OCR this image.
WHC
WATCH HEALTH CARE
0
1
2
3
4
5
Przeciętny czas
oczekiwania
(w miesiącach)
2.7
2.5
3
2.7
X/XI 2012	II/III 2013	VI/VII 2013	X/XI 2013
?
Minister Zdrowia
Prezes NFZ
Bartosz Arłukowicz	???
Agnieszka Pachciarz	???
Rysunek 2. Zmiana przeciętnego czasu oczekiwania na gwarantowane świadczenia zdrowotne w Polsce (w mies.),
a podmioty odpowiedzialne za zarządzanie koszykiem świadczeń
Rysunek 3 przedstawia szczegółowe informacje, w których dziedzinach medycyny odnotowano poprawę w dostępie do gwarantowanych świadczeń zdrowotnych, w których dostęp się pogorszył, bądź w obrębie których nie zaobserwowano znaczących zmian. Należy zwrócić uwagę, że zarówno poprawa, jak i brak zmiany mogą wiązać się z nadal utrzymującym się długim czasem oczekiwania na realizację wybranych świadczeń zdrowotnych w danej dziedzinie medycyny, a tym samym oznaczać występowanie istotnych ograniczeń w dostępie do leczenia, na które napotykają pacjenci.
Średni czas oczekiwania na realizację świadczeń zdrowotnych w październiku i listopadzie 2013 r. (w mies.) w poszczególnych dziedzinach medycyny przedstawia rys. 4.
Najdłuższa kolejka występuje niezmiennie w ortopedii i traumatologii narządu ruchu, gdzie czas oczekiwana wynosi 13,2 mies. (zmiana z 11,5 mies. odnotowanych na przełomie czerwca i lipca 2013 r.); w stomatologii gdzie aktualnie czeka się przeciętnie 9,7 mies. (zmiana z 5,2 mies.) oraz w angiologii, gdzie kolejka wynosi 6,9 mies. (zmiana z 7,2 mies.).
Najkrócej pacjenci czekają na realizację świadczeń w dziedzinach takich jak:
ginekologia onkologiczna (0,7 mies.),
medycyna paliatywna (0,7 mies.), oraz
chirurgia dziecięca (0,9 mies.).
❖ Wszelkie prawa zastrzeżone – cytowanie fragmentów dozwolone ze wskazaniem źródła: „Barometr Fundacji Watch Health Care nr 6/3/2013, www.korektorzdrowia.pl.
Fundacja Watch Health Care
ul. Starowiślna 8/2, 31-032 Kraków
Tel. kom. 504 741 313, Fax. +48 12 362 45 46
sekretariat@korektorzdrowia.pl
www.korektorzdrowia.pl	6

Task brief: Copy each record from above exactly, and include every line.

Solution to the problem:
OCR this image.
WHC
WATCH HEALTH CARE
0
1
2
3
4
5
Przeciętny czas
oczekiwania
(w miesiącach)
2.7
2.5
3
2.7
X/XI 2012	II/III 2013	VI/VII 2013	X/XI 2013
?
Minister Zdrowia
Prezes NFZ
Bartosz Arłukowicz	???
Agnieszka Pachciarz	???
Rysunek 2. Zmiana przeciętnego czasu oczekiwania na gwarantowane świadczenia zdrowotne w Polsce (w mies.),
a podmioty odpowiedzialne za zarządzanie koszykiem świadczeń
Rysunek 3 przedstawia szczegółowe informacje, w których dziedzinach medycyny odnotowano poprawę w dostępie do gwarantowanych świadczeń zdrowotnych, w których dostęp się pogorszył, bądź w obrębie których nie zaobserwowano znaczących zmian. Należy zwrócić uwagę, że zarówno poprawa, jak i brak zmiany mogą wiązać się z nadal utrzymującym się długim czasem oczekiwania na realizację wybranych świadczeń zdrowotnych w danej dziedzinie medycyny, a tym samym oznaczać występowanie istotnych ograniczeń w dostępie do leczenia, na które napotykają pacjenci.
Średni czas oczekiwania na realizację świadczeń zdrowotnych w październiku i listopadzie 2013 r. (w mies.) w poszczególnych dziedzinach medycyny przedstawia rys. 4.
Najdłuższa kolejka występuje niezmiennie w ortopedii i traumatologii narządu ruchu, gdzie czas oczekiwana wynosi 13,2 mies. (zmiana z 11,5 mies. odnotowanych na przełomie czerwca i lipca 2013 r.); w stomatologii gdzie aktualnie czeka się przeciętnie 9,7 mies. (zmiana z 5,2 mies.) oraz w angiologii, gdzie kolejka wynosi 6,9 mies. (zmiana z 7,2 mies.).
Najkrócej pacjenci czekają na realizację świadczeń w dziedzinach takich jak:
ginekologia onkologiczna (0,7 mies.),
medycyna paliatywna (0,7 mies.), oraz
chirurgia dziecięca (0,9 mies.).
❖ Wszelkie prawa zastrzeżone – cytowanie fragmentów dozwolone ze wskazaniem źródła: „Barometr Fundacji Watch Health Care nr 6/3/2013, www.korektorzdrowia.pl.
Fundacja Watch Health Care
ul. Starowiślna 8/2, 31-032 Kraków
Tel. kom. 504 741 313, Fax. +48 12 362 45 46
sekretariat@korektorzdrowia.pl
www.korektorzdrowia.pl	6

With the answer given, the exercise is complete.